#### PASSAGE ####
The protection for intellectual property rights (IPR) worldwide is really important for the future economic growth and development for the countries. Intellectual property can be registered both in national and international dimensions. It includes common rules and regulations, International Conventions to achieve strong intellectual property protection which promotes global expansion and the growth of new technologies.
Defined Role of International Conventions various IPR
Intellectual property Right is a term referring to a brand, invention, design or other kinds of creation, which the person or business has legal rights over. Almost all businesses have some form of IPR which could be treated as a business asset.
Common types of IP include:-
International Conventions in Copyrights
India has been signatory of the Berne Convention. However, it is a good idea to register a copyright to prove ownership and one can claim damages against the infringers. In most cases, Copyright Registration in India is not necessary to claim copyright infringement in India. Under various international conventions, copyright gets protection in India as well. The (DIPP) Department now administers all Intellectual Property Rights for Industrial Property and Promotion. Internet piracy of films, games, music, and software was an issue in India, as is unauthorised copying of physical books. It protects written or published works such as books, songs, films, web content and artistic works.
International Conventions in Patents
India’s Patents Act of 1970, Patent Amendment Rules 2016 set out the law concerning patents in India. The regulatory authority is Patent Registrar for Patent Registration under the office of a Controller General of Patents, Designs & Trademarks, which is governed by India’s Ministry of Commerce & Industry.
Patents will be valid for a period of 20 years from the date of filing an application, subject to an annual renewal fee. The international patent law operates under the ‘first to file’ principle, such as if two people apply for the patent on an identical invention; the first who file an application will be awarded the patent. It protects commercial inventions, for example, a new business product or process.
International Conventions in Designs
The laws for designs are the Designs Act 2000 and the Designs Rules 2001. The Design Registration will be valid for a maximum period of ten years, renewable for a further 5 years. It protects designs, such as drawings or computer models.
#### ENTRIES ####
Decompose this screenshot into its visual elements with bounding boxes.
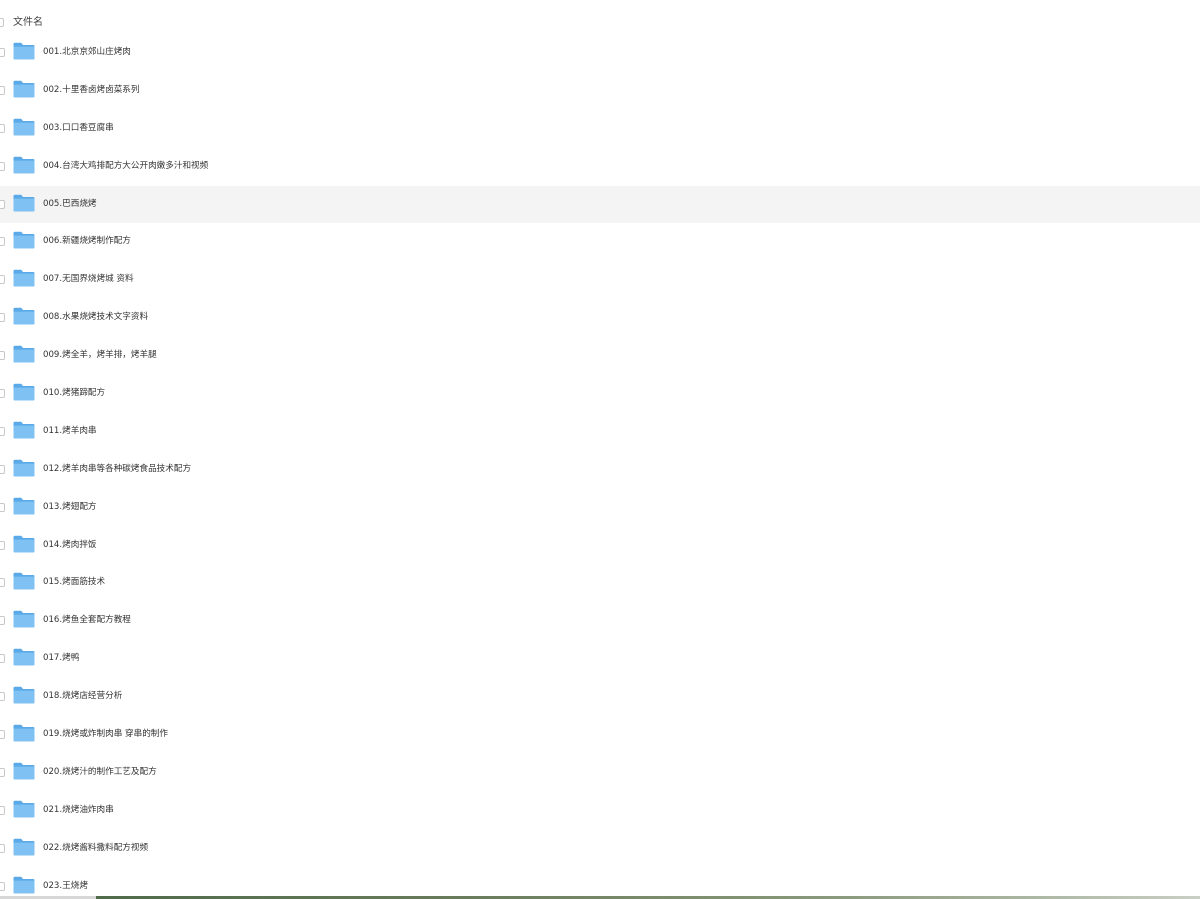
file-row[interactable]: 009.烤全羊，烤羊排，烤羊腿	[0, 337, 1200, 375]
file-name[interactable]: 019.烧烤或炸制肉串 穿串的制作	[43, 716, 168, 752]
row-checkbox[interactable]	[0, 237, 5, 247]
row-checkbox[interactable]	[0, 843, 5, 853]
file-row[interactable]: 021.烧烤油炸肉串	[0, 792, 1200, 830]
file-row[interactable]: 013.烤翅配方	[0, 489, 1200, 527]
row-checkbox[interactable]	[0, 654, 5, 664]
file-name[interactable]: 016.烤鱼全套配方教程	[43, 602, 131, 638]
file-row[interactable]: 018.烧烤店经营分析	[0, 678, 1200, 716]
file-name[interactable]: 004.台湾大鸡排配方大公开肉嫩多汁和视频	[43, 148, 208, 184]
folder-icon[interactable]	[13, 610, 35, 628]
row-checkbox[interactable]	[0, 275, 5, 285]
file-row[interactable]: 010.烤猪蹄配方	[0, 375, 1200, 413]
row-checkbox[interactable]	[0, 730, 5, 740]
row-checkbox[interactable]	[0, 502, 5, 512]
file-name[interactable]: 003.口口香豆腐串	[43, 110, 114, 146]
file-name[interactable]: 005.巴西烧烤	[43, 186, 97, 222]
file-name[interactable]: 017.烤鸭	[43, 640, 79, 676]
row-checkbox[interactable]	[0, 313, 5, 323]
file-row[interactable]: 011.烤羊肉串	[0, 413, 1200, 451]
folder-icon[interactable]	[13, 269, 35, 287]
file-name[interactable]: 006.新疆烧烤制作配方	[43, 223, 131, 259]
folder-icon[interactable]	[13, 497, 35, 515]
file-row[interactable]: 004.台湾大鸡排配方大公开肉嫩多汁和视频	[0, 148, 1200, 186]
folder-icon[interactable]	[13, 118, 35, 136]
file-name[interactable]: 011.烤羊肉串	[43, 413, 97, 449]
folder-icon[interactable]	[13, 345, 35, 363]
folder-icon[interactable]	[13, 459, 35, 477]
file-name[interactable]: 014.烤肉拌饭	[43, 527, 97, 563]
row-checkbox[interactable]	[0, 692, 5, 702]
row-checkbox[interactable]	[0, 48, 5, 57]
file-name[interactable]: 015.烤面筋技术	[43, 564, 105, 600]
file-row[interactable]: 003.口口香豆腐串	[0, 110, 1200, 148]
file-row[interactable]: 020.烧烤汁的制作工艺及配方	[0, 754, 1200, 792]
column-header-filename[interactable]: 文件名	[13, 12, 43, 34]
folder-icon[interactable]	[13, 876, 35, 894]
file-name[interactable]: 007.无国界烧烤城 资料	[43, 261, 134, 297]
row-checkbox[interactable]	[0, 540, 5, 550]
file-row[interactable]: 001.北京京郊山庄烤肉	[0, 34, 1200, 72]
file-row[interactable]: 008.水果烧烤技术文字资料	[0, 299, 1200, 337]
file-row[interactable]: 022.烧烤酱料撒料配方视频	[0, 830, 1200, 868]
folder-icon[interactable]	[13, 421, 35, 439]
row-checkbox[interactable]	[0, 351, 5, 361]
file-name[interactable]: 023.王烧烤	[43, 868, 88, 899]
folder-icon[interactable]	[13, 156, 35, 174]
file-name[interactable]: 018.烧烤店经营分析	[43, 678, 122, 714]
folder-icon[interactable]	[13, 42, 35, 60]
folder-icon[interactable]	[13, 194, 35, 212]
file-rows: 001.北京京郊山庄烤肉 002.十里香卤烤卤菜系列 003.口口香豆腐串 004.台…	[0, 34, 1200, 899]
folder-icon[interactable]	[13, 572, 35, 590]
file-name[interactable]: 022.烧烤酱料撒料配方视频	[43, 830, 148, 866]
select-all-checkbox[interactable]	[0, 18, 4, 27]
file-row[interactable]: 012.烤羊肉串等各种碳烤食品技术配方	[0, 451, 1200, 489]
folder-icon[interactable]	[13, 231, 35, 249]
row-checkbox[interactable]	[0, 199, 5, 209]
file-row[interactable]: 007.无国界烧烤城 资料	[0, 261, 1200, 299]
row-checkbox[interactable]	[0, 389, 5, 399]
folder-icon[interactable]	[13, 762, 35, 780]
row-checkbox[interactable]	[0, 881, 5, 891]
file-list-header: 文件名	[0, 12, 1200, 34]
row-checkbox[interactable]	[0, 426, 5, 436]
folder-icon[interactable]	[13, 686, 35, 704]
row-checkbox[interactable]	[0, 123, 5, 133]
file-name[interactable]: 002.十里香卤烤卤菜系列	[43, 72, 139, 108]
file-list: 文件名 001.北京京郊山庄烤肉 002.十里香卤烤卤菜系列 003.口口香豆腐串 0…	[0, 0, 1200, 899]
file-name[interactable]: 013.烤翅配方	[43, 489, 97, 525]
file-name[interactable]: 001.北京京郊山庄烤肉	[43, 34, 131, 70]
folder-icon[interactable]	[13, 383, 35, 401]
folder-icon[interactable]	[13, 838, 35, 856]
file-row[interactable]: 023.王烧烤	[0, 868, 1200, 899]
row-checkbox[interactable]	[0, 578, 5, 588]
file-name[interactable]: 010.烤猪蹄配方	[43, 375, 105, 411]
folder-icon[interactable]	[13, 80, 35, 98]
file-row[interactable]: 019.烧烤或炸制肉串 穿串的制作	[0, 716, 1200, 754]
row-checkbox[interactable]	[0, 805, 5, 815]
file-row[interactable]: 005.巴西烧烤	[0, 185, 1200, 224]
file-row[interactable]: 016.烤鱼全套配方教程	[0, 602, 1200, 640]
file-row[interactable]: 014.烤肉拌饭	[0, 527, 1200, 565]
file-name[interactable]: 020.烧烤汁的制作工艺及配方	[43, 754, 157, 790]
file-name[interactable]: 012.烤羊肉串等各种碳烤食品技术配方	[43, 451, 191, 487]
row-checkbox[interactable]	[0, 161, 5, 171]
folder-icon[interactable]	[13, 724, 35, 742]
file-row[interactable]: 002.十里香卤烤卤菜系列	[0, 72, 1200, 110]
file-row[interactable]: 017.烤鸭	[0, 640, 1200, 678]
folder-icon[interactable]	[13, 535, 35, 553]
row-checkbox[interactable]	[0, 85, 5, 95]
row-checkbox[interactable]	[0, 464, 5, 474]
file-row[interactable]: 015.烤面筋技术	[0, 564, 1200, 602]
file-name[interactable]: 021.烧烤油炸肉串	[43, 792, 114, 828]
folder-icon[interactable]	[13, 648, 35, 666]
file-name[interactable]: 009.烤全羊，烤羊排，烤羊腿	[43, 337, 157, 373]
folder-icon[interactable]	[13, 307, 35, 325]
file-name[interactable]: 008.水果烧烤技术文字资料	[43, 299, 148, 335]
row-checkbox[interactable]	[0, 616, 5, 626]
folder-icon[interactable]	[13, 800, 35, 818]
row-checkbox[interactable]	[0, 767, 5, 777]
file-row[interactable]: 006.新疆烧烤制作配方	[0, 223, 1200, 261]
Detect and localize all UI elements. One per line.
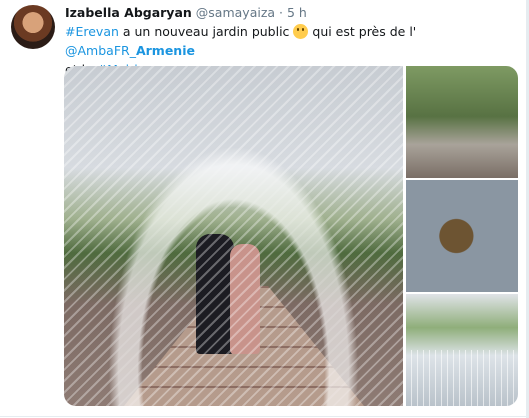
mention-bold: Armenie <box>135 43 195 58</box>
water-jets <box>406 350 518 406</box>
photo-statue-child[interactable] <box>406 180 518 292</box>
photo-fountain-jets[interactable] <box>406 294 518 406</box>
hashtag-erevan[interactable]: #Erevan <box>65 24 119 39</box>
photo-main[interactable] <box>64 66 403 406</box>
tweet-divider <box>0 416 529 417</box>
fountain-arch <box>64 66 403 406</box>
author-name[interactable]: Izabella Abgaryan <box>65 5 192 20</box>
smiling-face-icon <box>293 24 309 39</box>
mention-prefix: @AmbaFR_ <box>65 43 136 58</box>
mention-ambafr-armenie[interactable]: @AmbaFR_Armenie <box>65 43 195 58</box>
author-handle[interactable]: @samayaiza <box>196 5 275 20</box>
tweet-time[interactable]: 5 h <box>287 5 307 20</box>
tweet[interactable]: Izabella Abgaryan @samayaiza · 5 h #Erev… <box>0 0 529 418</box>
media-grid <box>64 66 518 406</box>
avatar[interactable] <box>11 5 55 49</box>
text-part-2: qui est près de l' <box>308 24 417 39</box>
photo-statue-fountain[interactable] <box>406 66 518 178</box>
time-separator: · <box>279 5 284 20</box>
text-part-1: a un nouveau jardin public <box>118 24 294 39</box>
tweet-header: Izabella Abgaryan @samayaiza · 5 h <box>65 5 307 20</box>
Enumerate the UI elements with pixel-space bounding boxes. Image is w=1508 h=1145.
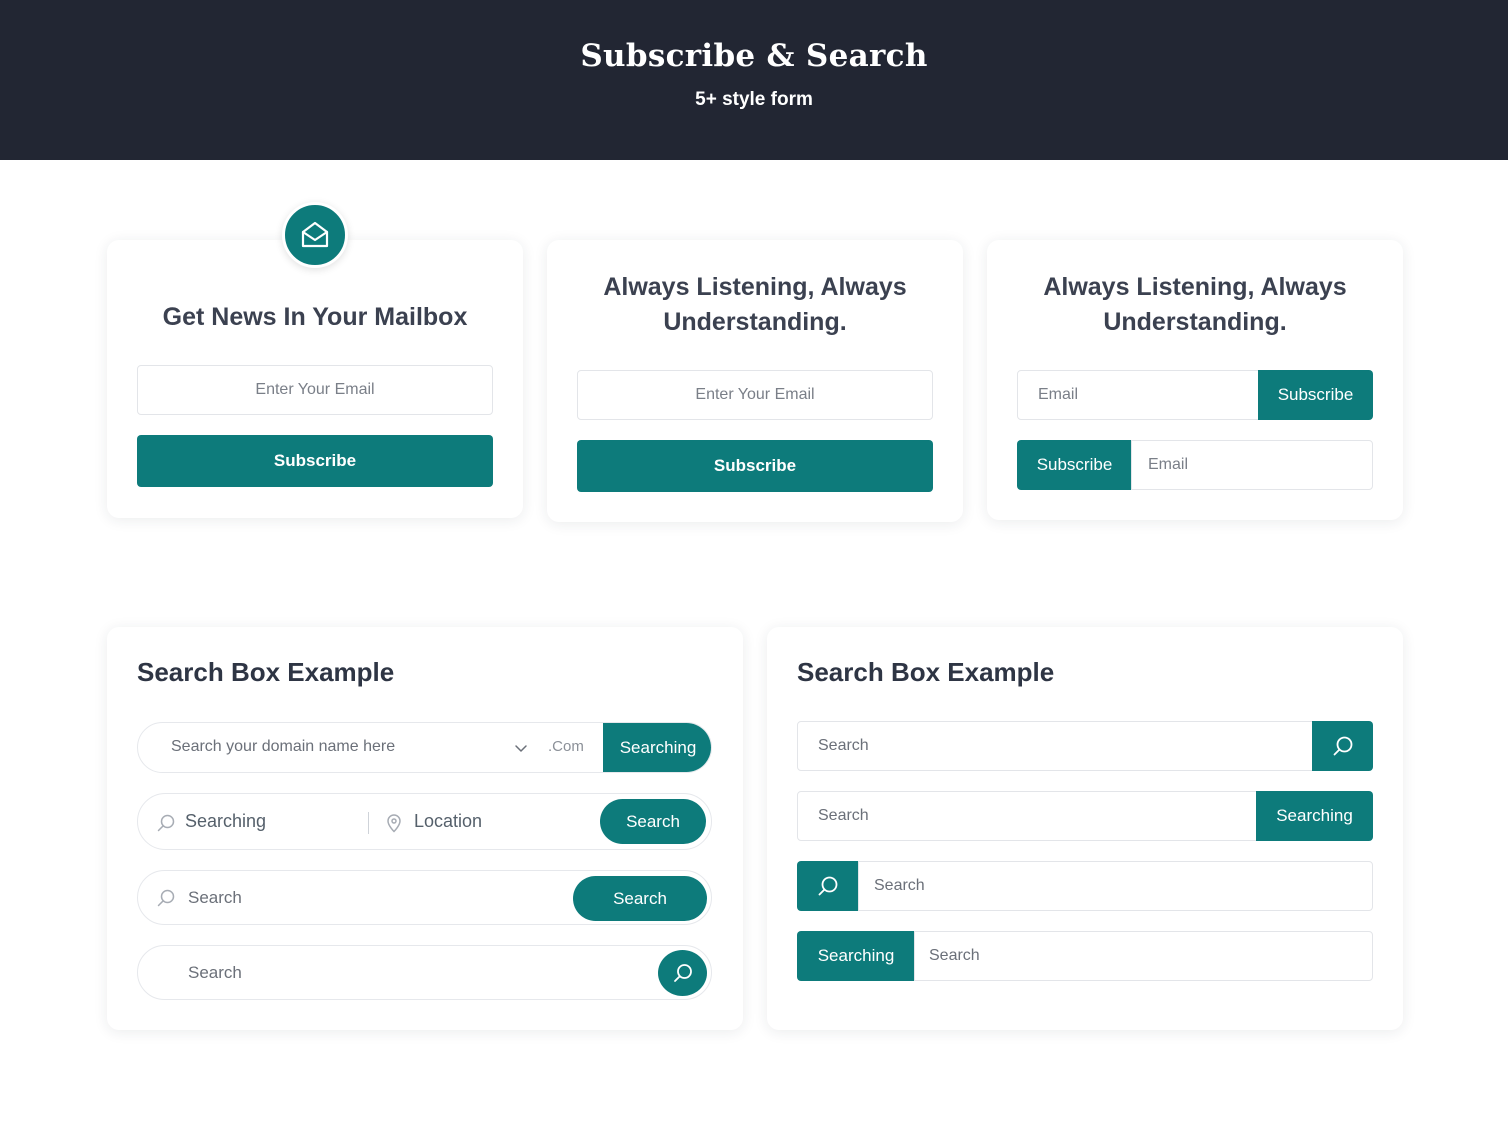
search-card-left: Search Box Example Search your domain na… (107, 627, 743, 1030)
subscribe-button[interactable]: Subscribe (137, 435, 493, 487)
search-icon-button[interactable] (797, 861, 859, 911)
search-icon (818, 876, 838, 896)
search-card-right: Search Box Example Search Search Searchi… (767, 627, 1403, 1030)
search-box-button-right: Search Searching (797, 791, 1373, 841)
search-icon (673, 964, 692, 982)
####
§ **REQUESTS**
1) According to the intellectual property passage, how long is a patent valid?
2) Echo the intellectual property passage word for word from "The protection for" to "a business asset.".
3) Extend the intellectual property passage, picking up after its final sentence.
This data has no connection to the intellectual property passage.

§ **WRITTEN ANSWERS**
1) A patent is valid for 20 years from the date of filing an application, subject to an annual renewal fee.

2)
The protection for intellectual property rights (IPR) worldwide is really important for the future economic growth and development for the countries. Intellectual property can be registered both in national and international dimensions. It includes common rules and regulations, International Conventions to achieve strong intellectual property protection which promotes global expansion and the growth of new technologies.
Defined Role of International Conventions various IPR
Intellectual property Right is a term referring to a brand, invention, design or other kinds of creation, which the person or business has legal rights over. Almost all businesses have some form of IPR which could be treated as a business asset.

3)
International Conventions in Trademarks
Trademark is governed by the Trade Marks Act 1999 and the Trade Marks Rules of 2002 and 2017. Trademark Registration is important under trademark laws in India for protection of existing trade names and for those who wish to trade under their own registered name. It is advisable to rights owners to register their domain names in as trademarks as soon as possible. A trademark in India will be valid for ten years and can be renewed after that for further 10 years. It protects signs, symbols, logos, words or sounds that distinguish the products and services from those of the competitors.
Treaties and Reciprocal Agreements
Presently, India is not a signatory of the Hague Agreement, as that allows the protection to designs in multiple countries by a single filing. However, India is a signatory to the following international conventions:-
- Paris Convention– Any person from a signatory state can apply for the patent or trademark in any other signatory state. It will be given the same enforcement rights, and status as the national laws would have given to that patent or trademark.
- Berne Convention– Each member of signatory state is bound to recognise the copyright of authors from other member states in a same way as of its nationals.
- Madrid Protocol– A person can file the single trademark application at their national office that will provide protection in multiple countries.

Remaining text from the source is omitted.